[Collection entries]
################

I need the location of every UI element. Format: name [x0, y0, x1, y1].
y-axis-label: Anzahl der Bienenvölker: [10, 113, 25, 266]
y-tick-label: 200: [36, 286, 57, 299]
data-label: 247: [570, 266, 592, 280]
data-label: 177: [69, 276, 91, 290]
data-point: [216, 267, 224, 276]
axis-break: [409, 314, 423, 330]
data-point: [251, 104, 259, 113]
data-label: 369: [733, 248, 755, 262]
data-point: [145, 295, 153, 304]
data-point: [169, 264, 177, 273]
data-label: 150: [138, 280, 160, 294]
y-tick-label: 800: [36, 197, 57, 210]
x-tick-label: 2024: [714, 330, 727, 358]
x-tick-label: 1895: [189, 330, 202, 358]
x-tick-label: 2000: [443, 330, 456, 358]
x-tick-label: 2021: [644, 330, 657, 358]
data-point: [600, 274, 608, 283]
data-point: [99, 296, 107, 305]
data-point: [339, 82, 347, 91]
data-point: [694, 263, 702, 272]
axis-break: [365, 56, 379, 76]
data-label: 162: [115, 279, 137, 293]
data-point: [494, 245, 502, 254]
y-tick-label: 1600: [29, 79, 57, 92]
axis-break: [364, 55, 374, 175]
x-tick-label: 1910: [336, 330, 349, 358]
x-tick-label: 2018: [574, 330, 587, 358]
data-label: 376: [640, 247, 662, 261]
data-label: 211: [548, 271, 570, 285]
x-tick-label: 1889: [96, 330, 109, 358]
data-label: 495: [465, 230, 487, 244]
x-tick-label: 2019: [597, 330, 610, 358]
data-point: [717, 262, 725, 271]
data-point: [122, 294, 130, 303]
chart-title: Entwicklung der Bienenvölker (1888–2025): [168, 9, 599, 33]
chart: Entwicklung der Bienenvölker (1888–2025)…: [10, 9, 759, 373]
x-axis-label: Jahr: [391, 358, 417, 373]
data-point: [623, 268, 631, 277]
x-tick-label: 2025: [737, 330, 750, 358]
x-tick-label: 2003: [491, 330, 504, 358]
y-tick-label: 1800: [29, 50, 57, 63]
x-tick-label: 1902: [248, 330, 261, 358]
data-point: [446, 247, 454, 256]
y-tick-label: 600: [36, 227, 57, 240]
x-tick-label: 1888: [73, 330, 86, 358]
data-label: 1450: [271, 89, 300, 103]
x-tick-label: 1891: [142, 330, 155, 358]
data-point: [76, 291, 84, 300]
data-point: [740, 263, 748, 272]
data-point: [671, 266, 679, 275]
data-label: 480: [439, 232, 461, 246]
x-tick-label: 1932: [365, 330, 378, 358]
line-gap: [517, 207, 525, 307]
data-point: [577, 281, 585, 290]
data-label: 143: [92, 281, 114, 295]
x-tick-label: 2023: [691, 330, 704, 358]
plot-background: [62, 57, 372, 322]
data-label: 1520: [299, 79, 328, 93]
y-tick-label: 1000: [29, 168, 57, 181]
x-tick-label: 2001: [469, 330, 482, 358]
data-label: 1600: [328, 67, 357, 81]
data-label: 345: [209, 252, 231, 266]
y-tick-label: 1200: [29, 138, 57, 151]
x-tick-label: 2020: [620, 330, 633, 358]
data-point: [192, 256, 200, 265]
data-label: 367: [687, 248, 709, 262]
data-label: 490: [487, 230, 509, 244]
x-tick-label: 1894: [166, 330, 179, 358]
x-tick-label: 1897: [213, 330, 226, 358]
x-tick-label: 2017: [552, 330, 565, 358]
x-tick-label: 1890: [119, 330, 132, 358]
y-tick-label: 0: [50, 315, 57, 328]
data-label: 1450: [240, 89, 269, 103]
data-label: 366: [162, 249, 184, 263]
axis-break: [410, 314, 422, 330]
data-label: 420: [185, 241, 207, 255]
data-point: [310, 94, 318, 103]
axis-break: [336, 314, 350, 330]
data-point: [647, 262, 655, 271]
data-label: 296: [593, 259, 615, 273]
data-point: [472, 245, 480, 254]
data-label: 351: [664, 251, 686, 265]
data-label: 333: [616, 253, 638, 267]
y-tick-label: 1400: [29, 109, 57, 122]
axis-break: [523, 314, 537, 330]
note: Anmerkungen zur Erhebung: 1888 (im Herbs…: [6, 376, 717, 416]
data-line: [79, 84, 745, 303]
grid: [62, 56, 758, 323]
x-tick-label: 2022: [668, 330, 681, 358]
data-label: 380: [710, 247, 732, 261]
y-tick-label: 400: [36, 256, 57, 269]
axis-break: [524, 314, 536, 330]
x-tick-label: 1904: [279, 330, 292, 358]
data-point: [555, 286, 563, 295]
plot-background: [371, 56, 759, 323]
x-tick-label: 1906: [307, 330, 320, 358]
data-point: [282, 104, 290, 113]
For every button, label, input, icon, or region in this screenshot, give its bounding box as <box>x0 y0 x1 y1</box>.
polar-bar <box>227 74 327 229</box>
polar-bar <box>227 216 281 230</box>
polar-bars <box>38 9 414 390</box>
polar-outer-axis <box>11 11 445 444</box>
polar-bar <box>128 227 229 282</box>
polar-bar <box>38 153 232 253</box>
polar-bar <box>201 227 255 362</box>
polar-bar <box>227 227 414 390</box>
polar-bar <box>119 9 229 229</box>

################

**What is expected**
Please put each line of the material above into a numbered list, leaving out any blank lines.

**Written answer**
1. I need the location of every UI element. Format: name [x0, y0, x1, y1].
2. y-axis-label: Anzahl der Bienenvölker: [10, 113, 25, 266]
3. y-tick-label: 200: [36, 286, 57, 299]
4. data-label: 247: [570, 266, 592, 280]
5. data-label: 177: [69, 276, 91, 290]
6. data-point: [216, 267, 224, 276]
7. axis-break: [409, 314, 423, 330]
8. data-point: [251, 104, 259, 113]
9. data-label: 369: [733, 248, 755, 262]
10. data-point: [145, 295, 153, 304]
11. data-point: [169, 264, 177, 273]
12. data-label: 150: [138, 280, 160, 294]
13. y-tick-label: 800: [36, 197, 57, 210]
14. x-tick-label: 2024: [714, 330, 727, 358]
15. x-tick-label: 1895: [189, 330, 202, 358]
16. x-tick-label: 2000: [443, 330, 456, 358]
17. x-tick-label: 2021: [644, 330, 657, 358]
18. data-point: [600, 274, 608, 283]
19. data-point: [99, 296, 107, 305]
20. data-point: [339, 82, 347, 91]
21. data-point: [694, 263, 702, 272]
22. axis-break: [365, 56, 379, 76]
23. data-label: 162: [115, 279, 137, 293]
24. data-point: [494, 245, 502, 254]
25. y-tick-label: 1600: [29, 79, 57, 92]
26. axis-break: [364, 55, 374, 175]
27. x-tick-label: 1910: [336, 330, 349, 358]
28. x-tick-label: 2018: [574, 330, 587, 358]
29. data-label: 376: [640, 247, 662, 261]
30. data-label: 211: [548, 271, 570, 285]
31. x-tick-label: 1889: [96, 330, 109, 358]
32. data-label: 495: [465, 230, 487, 244]
33. x-tick-label: 2019: [597, 330, 610, 358]
34. data-point: [717, 262, 725, 271]
35. data-point: [122, 294, 130, 303]
36. chart-title: Entwicklung der Bienenvölker (1888–2025): [168, 9, 599, 33]
37. chart: Entwicklung der Bienenvölker (1888–2025)…: [10, 9, 759, 373]
38. x-axis-label: Jahr: [391, 358, 417, 373]
39. data-point: [623, 268, 631, 277]
40. x-tick-label: 2025: [737, 330, 750, 358]
41. x-tick-label: 2003: [491, 330, 504, 358]
42. y-tick-label: 1800: [29, 50, 57, 63]
43. x-tick-label: 1902: [248, 330, 261, 358]
44. data-point: [446, 247, 454, 256]
45. y-tick-label: 600: [36, 227, 57, 240]
46. x-tick-label: 1888: [73, 330, 86, 358]
47. data-label: 1450: [271, 89, 300, 103]
48. x-tick-label: 1891: [142, 330, 155, 358]
49. data-point: [76, 291, 84, 300]
50. data-point: [740, 263, 748, 272]
51. data-point: [671, 266, 679, 275]
52. data-label: 480: [439, 232, 461, 246]
53. x-tick-label: 1932: [365, 330, 378, 358]
54. line-gap: [517, 207, 525, 307]
55. data-point: [577, 281, 585, 290]
56. data-label: 143: [92, 281, 114, 295]
57. x-tick-label: 2023: [691, 330, 704, 358]
58. plot-background: [62, 57, 372, 322]
59. data-label: 1520: [299, 79, 328, 93]
60. y-tick-label: 1000: [29, 168, 57, 181]
61. x-tick-label: 2001: [469, 330, 482, 358]
62. data-label: 1600: [328, 67, 357, 81]
63. data-label: 345: [209, 252, 231, 266]
64. y-tick-label: 1200: [29, 138, 57, 151]
65. x-tick-label: 2020: [620, 330, 633, 358]
66. data-point: [192, 256, 200, 265]
67. data-label: 367: [687, 248, 709, 262]
68. data-label: 490: [487, 230, 509, 244]
69. x-tick-label: 1894: [166, 330, 179, 358]
70. x-tick-label: 1897: [213, 330, 226, 358]
71. x-tick-label: 2017: [552, 330, 565, 358]
72. x-tick-label: 1890: [119, 330, 132, 358]
73. y-tick-label: 0: [50, 315, 57, 328]
74. data-label: 1450: [240, 89, 269, 103]
75. data-label: 366: [162, 249, 184, 263]
76. axis-break: [410, 314, 422, 330]
77. data-label: 420: [185, 241, 207, 255]
78. data-point: [310, 94, 318, 103]
79. axis-break: [336, 314, 350, 330]
80. data-point: [647, 262, 655, 271]
81. data-label: 296: [593, 259, 615, 273]
82. data-point: [472, 245, 480, 254]
83. data-label: 351: [664, 251, 686, 265]
84. data-label: 333: [616, 253, 638, 267]
85. y-tick-label: 1400: [29, 109, 57, 122]
86. axis-break: [523, 314, 537, 330]
87. note: Anmerkungen zur Erhebung: 1888 (im Herbs…: [6, 376, 717, 416]
88. data-line: [79, 84, 745, 303]
89. grid: [62, 56, 758, 323]
90. x-tick-label: 2022: [668, 330, 681, 358]
91. data-label: 380: [710, 247, 732, 261]
92. y-tick-label: 400: [36, 256, 57, 269]
93. axis-break: [524, 314, 536, 330]
94. x-tick-label: 1904: [279, 330, 292, 358]
95. data-point: [555, 286, 563, 295]
96. plot-background: [371, 56, 759, 323]
97. x-tick-label: 1906: [307, 330, 320, 358]
98. data-point: [282, 104, 290, 113]
99. For every button, label, input, icon, or region in this screenshot, give its bounding box as <box>x0 y0 x1 y1</box>.
100. polar-bar <box>227 74 327 229</box>
101. polar-bar <box>227 216 281 230</box>
102. polar-bars <box>38 9 414 390</box>
103. polar-outer-axis <box>11 11 445 444</box>
104. polar-bar <box>128 227 229 282</box>
105. polar-bar <box>38 153 232 253</box>
106. polar-bar <box>201 227 255 362</box>
107. polar-bar <box>227 227 414 390</box>
108. polar-bar <box>119 9 229 229</box>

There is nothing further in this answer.